[BEGIN]

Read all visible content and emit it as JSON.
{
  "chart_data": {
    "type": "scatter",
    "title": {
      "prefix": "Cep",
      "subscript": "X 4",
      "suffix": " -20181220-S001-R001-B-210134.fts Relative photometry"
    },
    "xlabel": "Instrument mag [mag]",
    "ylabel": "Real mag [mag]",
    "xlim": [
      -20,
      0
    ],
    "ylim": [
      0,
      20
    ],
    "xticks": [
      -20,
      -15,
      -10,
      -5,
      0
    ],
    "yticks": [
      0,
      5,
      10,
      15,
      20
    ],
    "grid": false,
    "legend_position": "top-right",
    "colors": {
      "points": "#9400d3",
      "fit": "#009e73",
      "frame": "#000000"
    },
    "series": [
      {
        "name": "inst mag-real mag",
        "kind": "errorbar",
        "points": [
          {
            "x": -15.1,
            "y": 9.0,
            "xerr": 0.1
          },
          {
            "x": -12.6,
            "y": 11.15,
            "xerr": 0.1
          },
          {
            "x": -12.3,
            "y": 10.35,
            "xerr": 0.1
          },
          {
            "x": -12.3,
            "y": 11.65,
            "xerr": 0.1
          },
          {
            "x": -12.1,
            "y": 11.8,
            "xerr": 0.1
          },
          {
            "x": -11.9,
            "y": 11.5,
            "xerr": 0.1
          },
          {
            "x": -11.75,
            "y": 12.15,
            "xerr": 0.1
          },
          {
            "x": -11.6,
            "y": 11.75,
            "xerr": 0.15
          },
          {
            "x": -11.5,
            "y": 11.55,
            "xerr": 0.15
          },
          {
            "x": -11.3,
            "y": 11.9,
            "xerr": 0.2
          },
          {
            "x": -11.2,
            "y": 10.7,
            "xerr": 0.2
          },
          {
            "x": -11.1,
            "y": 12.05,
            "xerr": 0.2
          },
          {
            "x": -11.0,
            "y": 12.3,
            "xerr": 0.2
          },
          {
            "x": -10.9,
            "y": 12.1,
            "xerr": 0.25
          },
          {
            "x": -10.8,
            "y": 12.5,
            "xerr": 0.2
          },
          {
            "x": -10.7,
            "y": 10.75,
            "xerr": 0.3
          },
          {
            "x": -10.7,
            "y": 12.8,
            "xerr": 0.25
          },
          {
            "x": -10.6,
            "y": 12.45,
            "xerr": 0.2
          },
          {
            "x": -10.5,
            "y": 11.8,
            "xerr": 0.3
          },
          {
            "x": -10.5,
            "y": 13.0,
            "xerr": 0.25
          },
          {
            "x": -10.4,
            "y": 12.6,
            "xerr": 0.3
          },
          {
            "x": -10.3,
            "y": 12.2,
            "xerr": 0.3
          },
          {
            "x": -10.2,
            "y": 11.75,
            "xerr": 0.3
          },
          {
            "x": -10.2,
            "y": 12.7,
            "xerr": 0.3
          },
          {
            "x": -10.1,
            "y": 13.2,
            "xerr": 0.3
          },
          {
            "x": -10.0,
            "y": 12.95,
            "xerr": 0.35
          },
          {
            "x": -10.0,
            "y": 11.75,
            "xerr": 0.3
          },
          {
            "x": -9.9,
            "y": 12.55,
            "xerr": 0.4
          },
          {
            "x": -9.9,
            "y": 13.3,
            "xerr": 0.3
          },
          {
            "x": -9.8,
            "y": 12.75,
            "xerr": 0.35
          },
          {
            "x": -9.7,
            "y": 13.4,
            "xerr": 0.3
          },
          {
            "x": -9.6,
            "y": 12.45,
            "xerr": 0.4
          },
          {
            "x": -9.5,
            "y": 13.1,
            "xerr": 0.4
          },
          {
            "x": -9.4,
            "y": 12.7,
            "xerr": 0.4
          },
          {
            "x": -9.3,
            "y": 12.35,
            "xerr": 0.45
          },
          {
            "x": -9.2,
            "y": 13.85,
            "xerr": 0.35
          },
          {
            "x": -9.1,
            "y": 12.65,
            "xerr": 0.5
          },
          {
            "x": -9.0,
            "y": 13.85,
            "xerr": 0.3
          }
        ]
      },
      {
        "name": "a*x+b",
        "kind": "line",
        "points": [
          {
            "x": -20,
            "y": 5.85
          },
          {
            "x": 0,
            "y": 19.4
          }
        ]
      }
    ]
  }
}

[END]

■ DIRECTIONS FOR THIS TASK: Every entry must be quoted exactly as it appears above.

■ OUTPUT FOR THIS TASK:
Read all visible content and emit it as JSON.
{
  "chart_data": {
    "type": "scatter",
    "title": {
      "prefix": "Cep",
      "subscript": "X 4",
      "suffix": " -20181220-S001-R001-B-210134.fts Relative photometry"
    },
    "xlabel": "Instrument mag [mag]",
    "ylabel": "Real mag [mag]",
    "xlim": [
      -20,
      0
    ],
    "ylim": [
      0,
      20
    ],
    "xticks": [
      -20,
      -15,
      -10,
      -5,
      0
    ],
    "yticks": [
      0,
      5,
      10,
      15,
      20
    ],
    "grid": false,
    "legend_position": "top-right",
    "colors": {
      "points": "#9400d3",
      "fit": "#009e73",
      "frame": "#000000"
    },
    "series": [
      {
        "name": "inst mag-real mag",
        "kind": "errorbar",
        "points": [
          {
            "x": -15.1,
            "y": 9.0,
            "xerr": 0.1
          },
          {
            "x": -12.6,
            "y": 11.15,
            "xerr": 0.1
          },
          {
            "x": -12.3,
            "y": 10.35,
            "xerr": 0.1
          },
          {
            "x": -12.3,
            "y": 11.65,
            "xerr": 0.1
          },
          {
            "x": -12.1,
            "y": 11.8,
            "xerr": 0.1
          },
          {
            "x": -11.9,
            "y": 11.5,
            "xerr": 0.1
          },
          {
            "x": -11.75,
            "y": 12.15,
            "xerr": 0.1
          },
          {
            "x": -11.6,
            "y": 11.75,
            "xerr": 0.15
          },
          {
            "x": -11.5,
            "y": 11.55,
            "xerr": 0.15
          },
          {
            "x": -11.3,
            "y": 11.9,
            "xerr": 0.2
          },
          {
            "x": -11.2,
            "y": 10.7,
            "xerr": 0.2
          },
          {
            "x": -11.1,
            "y": 12.05,
            "xerr": 0.2
          },
          {
            "x": -11.0,
            "y": 12.3,
            "xerr": 0.2
          },
          {
            "x": -10.9,
            "y": 12.1,
            "xerr": 0.25
          },
          {
            "x": -10.8,
            "y": 12.5,
            "xerr": 0.2
          },
          {
            "x": -10.7,
            "y": 10.75,
            "xerr": 0.3
          },
          {
            "x": -10.7,
            "y": 12.8,
            "xerr": 0.25
          },
          {
            "x": -10.6,
            "y": 12.45,
            "xerr": 0.2
          },
          {
            "x": -10.5,
            "y": 11.8,
            "xerr": 0.3
          },
          {
            "x": -10.5,
            "y": 13.0,
            "xerr": 0.25
          },
          {
            "x": -10.4,
            "y": 12.6,
            "xerr": 0.3
          },
          {
            "x": -10.3,
            "y": 12.2,
            "xerr": 0.3
          },
          {
            "x": -10.2,
            "y": 11.75,
            "xerr": 0.3
          },
          {
            "x": -10.2,
            "y": 12.7,
            "xerr": 0.3
          },
          {
            "x": -10.1,
            "y": 13.2,
            "xerr": 0.3
          },
          {
            "x": -10.0,
            "y": 12.95,
            "xerr": 0.35
          },
          {
            "x": -10.0,
            "y": 11.75,
            "xerr": 0.3
          },
          {
            "x": -9.9,
            "y": 12.55,
            "xerr": 0.4
          },
          {
            "x": -9.9,
            "y": 13.3,
            "xerr": 0.3
          },
          {
            "x": -9.8,
            "y": 12.75,
            "xerr": 0.35
          },
          {
            "x": -9.7,
            "y": 13.4,
            "xerr": 0.3
          },
          {
            "x": -9.6,
            "y": 12.45,
            "xerr": 0.4
          },
          {
            "x": -9.5,
            "y": 13.1,
            "xerr": 0.4
          },
          {
            "x": -9.4,
            "y": 12.7,
            "xerr": 0.4
          },
          {
            "x": -9.3,
            "y": 12.35,
            "xerr": 0.45
          },
          {
            "x": -9.2,
            "y": 13.85,
            "xerr": 0.35
          },
          {
            "x": -9.1,
            "y": 12.65,
            "xerr": 0.5
          },
          {
            "x": -9.0,
            "y": 13.85,
            "xerr": 0.3
          }
        ]
      },
      {
        "name": "a*x+b",
        "kind": "line",
        "points": [
          {
            "x": -20,
            "y": 5.85
          },
          {
            "x": 0,
            "y": 19.4
          }
        ]
      }
    ]
  }
}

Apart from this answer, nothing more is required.